● Work required: Search the material below for the string "kopiowanie" and list each line that holds it.

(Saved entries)
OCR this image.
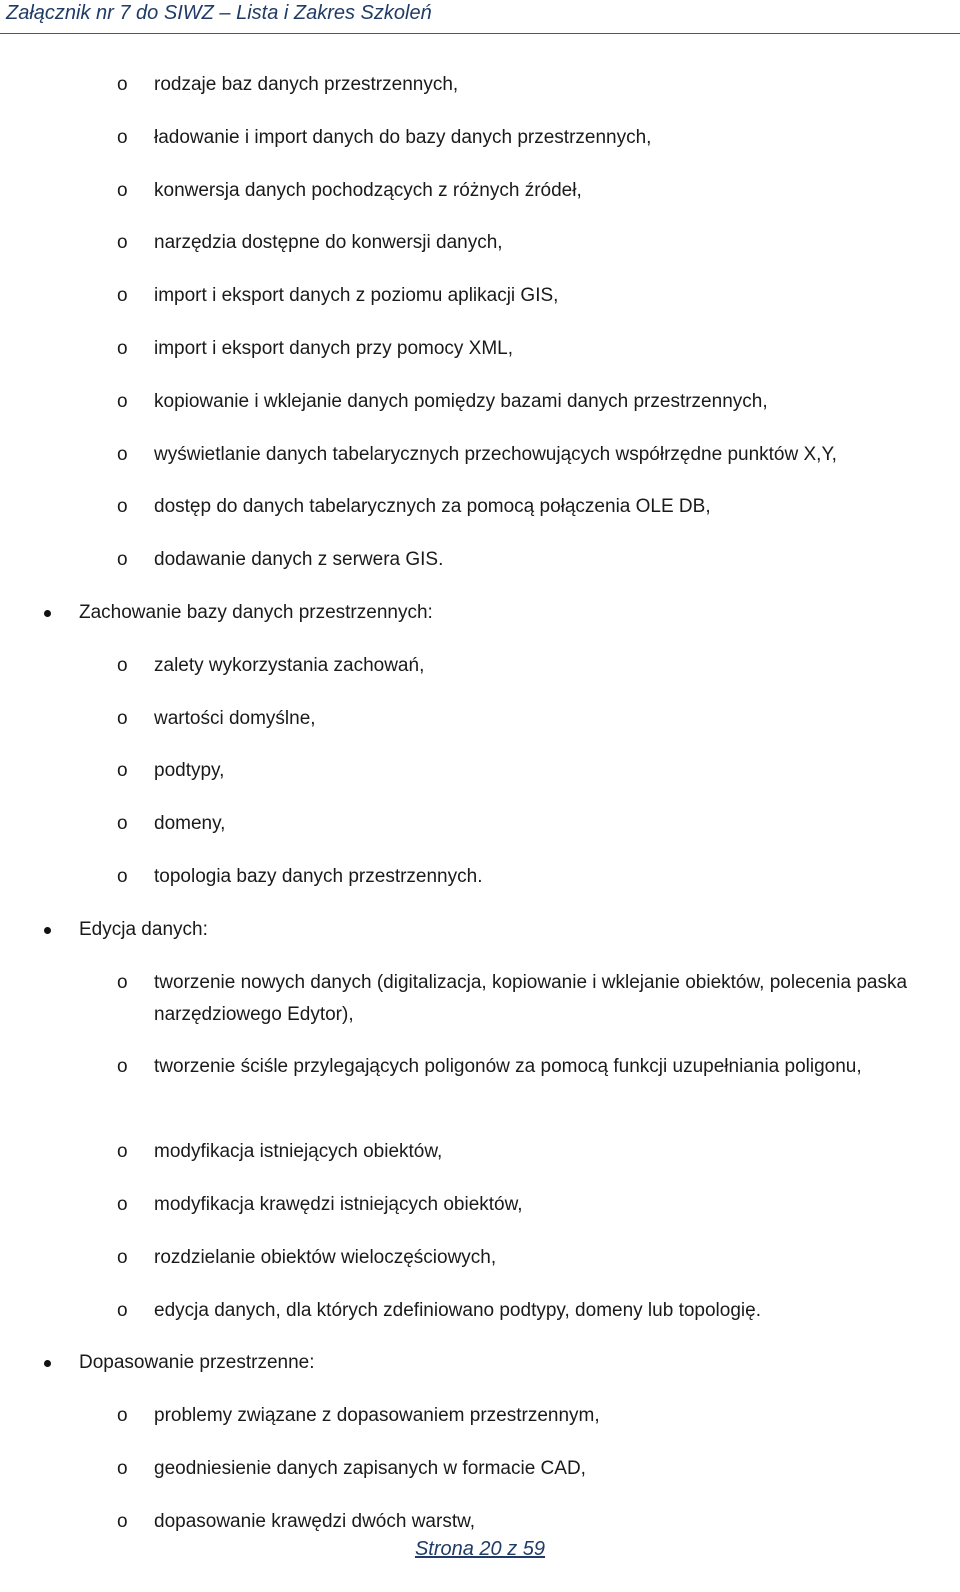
Załącznik nr 7 do SIWZ – Lista i Zakres Szkoleń
o rodzaje baz danych przestrzennych,
o ładowanie i import danych do bazy danych przestrzennych,
o konwersja danych pochodzących z różnych źródeł,
o narzędzia dostępne do konwersji danych,
o import i eksport danych z poziomu aplikacji GIS,
o import i eksport danych przy pomocy XML,
o kopiowanie i wklejanie danych pomiędzy bazami danych przestrzennych,
o wyświetlanie danych tabelarycznych przechowujących współrzędne punktów X,Y,
o dostęp do danych tabelarycznych za pomocą połączenia OLE DB,
o dodawanie danych z serwera GIS.
Zachowanie bazy danych przestrzennych:
o zalety wykorzystania zachowań,
o wartości domyślne,
o podtypy,
o domeny,
o topologia bazy danych przestrzennych.
Edycja danych:
o tworzenie nowych danych (digitalizacja, kopiowanie i wklejanie obiektów, polecenia paska narzędziowego Edytor),
o tworzenie ściśle przylegających poligonów za pomocą funkcji uzupełniania poligonu,
o modyfikacja istniejących obiektów,
o modyfikacja krawędzi istniejących obiektów,
o rozdzielanie obiektów wieloczęściowych,
o edycja danych, dla których zdefiniowano podtypy, domeny lub topologię.
Dopasowanie przestrzenne:
o problemy związane z dopasowaniem przestrzennym,
o geodniesienie danych zapisanych w formacie CAD,
o dopasowanie krawędzi dwóch warstw,
Strona 20 z 59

● Solution below:
o kopiowanie i wklejanie danych pomiędzy bazami danych przestrzennych,
o tworzenie nowych danych (digitalizacja, kopiowanie i wklejanie obiektów, polecenia paska narzędziowego Edytor),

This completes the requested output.